### Exercise requirements
Copy out all lines carrying the word "FIRE".

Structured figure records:
----------

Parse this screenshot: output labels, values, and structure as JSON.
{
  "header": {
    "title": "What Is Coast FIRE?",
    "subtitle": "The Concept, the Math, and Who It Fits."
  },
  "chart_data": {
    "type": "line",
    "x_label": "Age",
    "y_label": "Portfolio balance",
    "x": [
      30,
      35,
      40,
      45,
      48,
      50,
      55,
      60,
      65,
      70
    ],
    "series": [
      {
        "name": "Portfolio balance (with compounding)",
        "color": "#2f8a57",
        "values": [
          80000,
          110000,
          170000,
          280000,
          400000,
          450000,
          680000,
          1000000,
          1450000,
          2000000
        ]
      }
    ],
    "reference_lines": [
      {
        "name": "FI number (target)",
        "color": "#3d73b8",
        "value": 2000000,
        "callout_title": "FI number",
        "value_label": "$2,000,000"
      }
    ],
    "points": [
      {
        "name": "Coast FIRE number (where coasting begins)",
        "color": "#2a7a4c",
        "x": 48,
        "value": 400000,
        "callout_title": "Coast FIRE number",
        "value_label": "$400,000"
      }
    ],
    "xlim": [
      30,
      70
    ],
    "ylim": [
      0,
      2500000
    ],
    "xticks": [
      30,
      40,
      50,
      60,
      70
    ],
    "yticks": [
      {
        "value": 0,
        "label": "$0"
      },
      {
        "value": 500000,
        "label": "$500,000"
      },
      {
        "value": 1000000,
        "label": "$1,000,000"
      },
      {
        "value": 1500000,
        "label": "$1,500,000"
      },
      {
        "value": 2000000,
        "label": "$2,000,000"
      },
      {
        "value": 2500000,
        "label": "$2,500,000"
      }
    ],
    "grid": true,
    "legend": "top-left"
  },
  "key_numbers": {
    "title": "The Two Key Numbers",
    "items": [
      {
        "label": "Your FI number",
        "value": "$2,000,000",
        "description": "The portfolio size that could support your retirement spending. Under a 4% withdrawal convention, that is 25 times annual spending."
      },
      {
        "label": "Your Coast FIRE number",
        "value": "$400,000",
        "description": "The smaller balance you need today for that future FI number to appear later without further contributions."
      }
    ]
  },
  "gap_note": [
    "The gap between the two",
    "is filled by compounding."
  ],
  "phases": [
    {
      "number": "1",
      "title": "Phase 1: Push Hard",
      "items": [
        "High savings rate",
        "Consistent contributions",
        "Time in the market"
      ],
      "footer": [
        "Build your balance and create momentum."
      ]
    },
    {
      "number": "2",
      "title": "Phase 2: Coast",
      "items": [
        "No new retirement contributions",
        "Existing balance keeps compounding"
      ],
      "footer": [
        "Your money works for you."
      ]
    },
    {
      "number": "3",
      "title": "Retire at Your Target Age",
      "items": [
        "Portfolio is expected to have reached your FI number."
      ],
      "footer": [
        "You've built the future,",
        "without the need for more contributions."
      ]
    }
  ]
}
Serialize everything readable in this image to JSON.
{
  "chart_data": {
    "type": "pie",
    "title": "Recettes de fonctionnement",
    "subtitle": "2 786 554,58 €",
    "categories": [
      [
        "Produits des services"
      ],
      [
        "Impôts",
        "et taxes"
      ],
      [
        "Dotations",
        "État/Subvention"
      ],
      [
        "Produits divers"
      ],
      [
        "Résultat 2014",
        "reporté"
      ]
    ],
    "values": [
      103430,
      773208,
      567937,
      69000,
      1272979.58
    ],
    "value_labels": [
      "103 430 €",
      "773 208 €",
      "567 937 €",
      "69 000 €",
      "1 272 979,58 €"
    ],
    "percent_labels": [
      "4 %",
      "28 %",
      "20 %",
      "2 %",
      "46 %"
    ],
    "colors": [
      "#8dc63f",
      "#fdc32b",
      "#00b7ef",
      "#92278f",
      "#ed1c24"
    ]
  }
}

----------

### Solution to the exercise
    "title": "What Is Coast FIRE?",
        "name": "Coast FIRE number (where coasting begins)",
        "callout_title": "Coast FIRE number",
        "label": "Your Coast FIRE number",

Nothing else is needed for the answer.